TASK TO COMPLETE: Without the pictures, can you quote each line below exactly?

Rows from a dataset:
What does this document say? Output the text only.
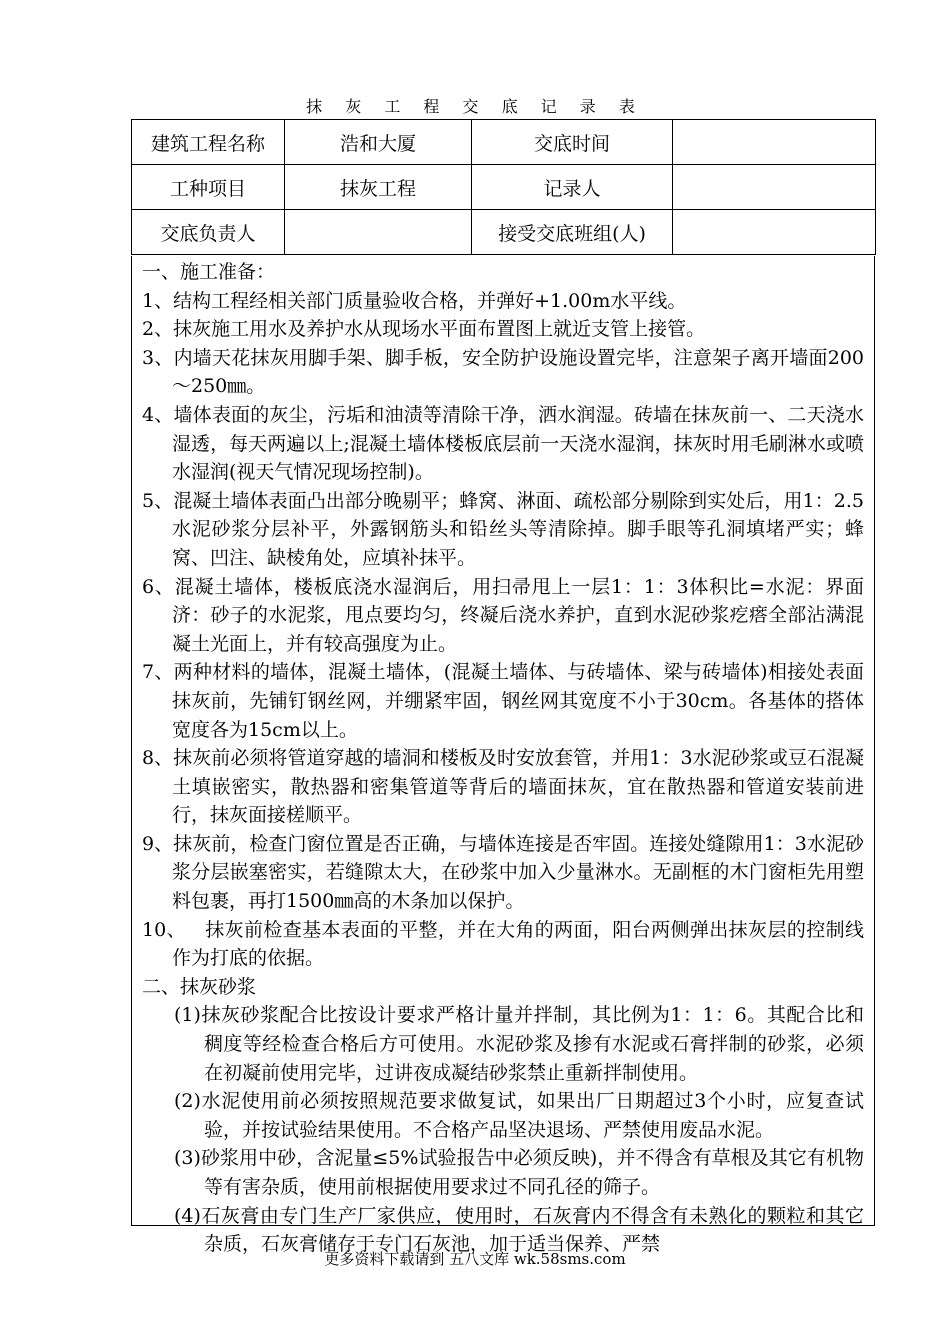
抹 灰 工 程 交 底 记 录 表
建筑工程名称	浩和大厦	交底时间	
工种项目	抹灰工程	记录人	
交底负责人		接受交底班组(人)	

一、施工准备：

1、结构工程经相关部门质量验收合格，并弹好+1.00m水平线。

2、抹灰施工用水及养护水从现场水平面布置图上就近支管上接管。

3、内墙天花抹灰用脚手架、脚手板，安全防护设施设置完毕，注意架子离开墙面200～250㎜。

4、墙体表面的灰尘，污垢和油渍等清除干净，洒水润湿。砖墙在抹灰前一、二天浇水湿透，每天两遍以上;混凝土墙体楼板底层前一天浇水湿润，抹灰时用毛刷淋水或喷水湿润(视天气情况现场控制)。

5、混凝土墙体表面凸出部分晚剔平；蜂窝、淋面、疏松部分剔除到实处后，用1：2.5水泥砂浆分层补平，外露钢筋头和铅丝头等清除掉。脚手眼等孔洞填堵严实；蜂窝、凹注、缺棱角处，应填补抹平。

6、混凝土墙体，楼板底浇水湿润后，用扫帚甩上一层1：1：3体积比=水泥：界面济：砂子的水泥浆，甩点要均匀，终凝后浇水养护，直到水泥砂浆疙瘩全部沾满混凝土光面上，并有较高强度为止。

7、两种材料的墙体，混凝土墙体，(混凝土墙体、与砖墙体、梁与砖墙体)相接处表面抹灰前，先铺钉钢丝网，并绷紧牢固，钢丝网其宽度不小于30cm。各基体的搭体宽度各为15cm以上。

8、抹灰前必须将管道穿越的墙洞和楼板及时安放套管，并用1：3水泥砂浆或豆石混凝土填嵌密实，散热器和密集管道等背后的墙面抹灰，宜在散热器和管道安装前进行，抹灰面接槎顺平。

9、抹灰前，检查门窗位置是否正确，与墙体连接是否牢固。连接处缝隙用1：3水泥砂浆分层嵌塞密实，若缝隙太大，在砂浆中加入少量淋水。无副框的木门窗柜先用塑料包裹，再打1500㎜高的木条加以保护。

10、   抹灰前检查基本表面的平整，并在大角的两面，阳台两侧弹出抹灰层的控制线作为打底的依据。

二、抹灰砂浆

(1)抹灰砂浆配合比按设计要求严格计量并拌制，其比例为1：1：6。其配合比和稠度等经检查合格后方可使用。水泥砂浆及掺有水泥或石膏拌制的砂浆，必须在初凝前使用完毕，过讲夜成凝结砂浆禁止重新拌制使用。

(2)水泥使用前必须按照规范要求做复试，如果出厂日期超过3个小时，应复查试验，并按试验结果使用。不合格产品坚决退场、严禁使用废品水泥。

(3)砂浆用中砂，含泥量≤5%试验报告中必须反映)，并不得含有草根及其它有机物等有害杂质，使用前根据使用要求过不同孔径的筛子。

(4)石灰膏由专门生产厂家供应，使用时，石灰膏内不得含有未熟化的颗粒和其它杂质，石灰膏储存于专门石灰池，加于适当保养、严禁

更多资料下载请到 五八文库 wk.58sms.com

OUTPUT:
What does this document say? Output the text only.
抹 灰 工 程 交 底 记 录 表
建筑工程名称	浩和大厦	交底时间	
工种项目	抹灰工程	记录人	
交底负责人		接受交底班组(人)	

一、施工准备：

1、结构工程经相关部门质量验收合格，并弹好+1.00m水平线。

2、抹灰施工用水及养护水从现场水平面布置图上就近支管上接管。

3、内墙天花抹灰用脚手架、脚手板，安全防护设施设置完毕，注意架子离开墙面200～250㎜。

4、墙体表面的灰尘，污垢和油渍等清除干净，洒水润湿。砖墙在抹灰前一、二天浇水湿透，每天两遍以上;混凝土墙体楼板底层前一天浇水湿润，抹灰时用毛刷淋水或喷水湿润(视天气情况现场控制)。

5、混凝土墙体表面凸出部分晚剔平；蜂窝、淋面、疏松部分剔除到实处后，用1：2.5水泥砂浆分层补平，外露钢筋头和铅丝头等清除掉。脚手眼等孔洞填堵严实；蜂窝、凹注、缺棱角处，应填补抹平。

6、混凝土墙体，楼板底浇水湿润后，用扫帚甩上一层1：1：3体积比=水泥：界面济：砂子的水泥浆，甩点要均匀，终凝后浇水养护，直到水泥砂浆疙瘩全部沾满混凝土光面上，并有较高强度为止。

7、两种材料的墙体，混凝土墙体，(混凝土墙体、与砖墙体、梁与砖墙体)相接处表面抹灰前，先铺钉钢丝网，并绷紧牢固，钢丝网其宽度不小于30cm。各基体的搭体宽度各为15cm以上。

8、抹灰前必须将管道穿越的墙洞和楼板及时安放套管，并用1：3水泥砂浆或豆石混凝土填嵌密实，散热器和密集管道等背后的墙面抹灰，宜在散热器和管道安装前进行，抹灰面接槎顺平。

9、抹灰前，检查门窗位置是否正确，与墙体连接是否牢固。连接处缝隙用1：3水泥砂浆分层嵌塞密实，若缝隙太大，在砂浆中加入少量淋水。无副框的木门窗柜先用塑料包裹，再打1500㎜高的木条加以保护。

10、   抹灰前检查基本表面的平整，并在大角的两面，阳台两侧弹出抹灰层的控制线作为打底的依据。

二、抹灰砂浆

(1)抹灰砂浆配合比按设计要求严格计量并拌制，其比例为1：1：6。其配合比和稠度等经检查合格后方可使用。水泥砂浆及掺有水泥或石膏拌制的砂浆，必须在初凝前使用完毕，过讲夜成凝结砂浆禁止重新拌制使用。

(2)水泥使用前必须按照规范要求做复试，如果出厂日期超过3个小时，应复查试验，并按试验结果使用。不合格产品坚决退场、严禁使用废品水泥。

(3)砂浆用中砂，含泥量≤5%试验报告中必须反映)，并不得含有草根及其它有机物等有害杂质，使用前根据使用要求过不同孔径的筛子。

(4)石灰膏由专门生产厂家供应，使用时，石灰膏内不得含有未熟化的颗粒和其它杂质，石灰膏储存于专门石灰池，加于适当保养、严禁

更多资料下载请到 五八文库 wk.58sms.com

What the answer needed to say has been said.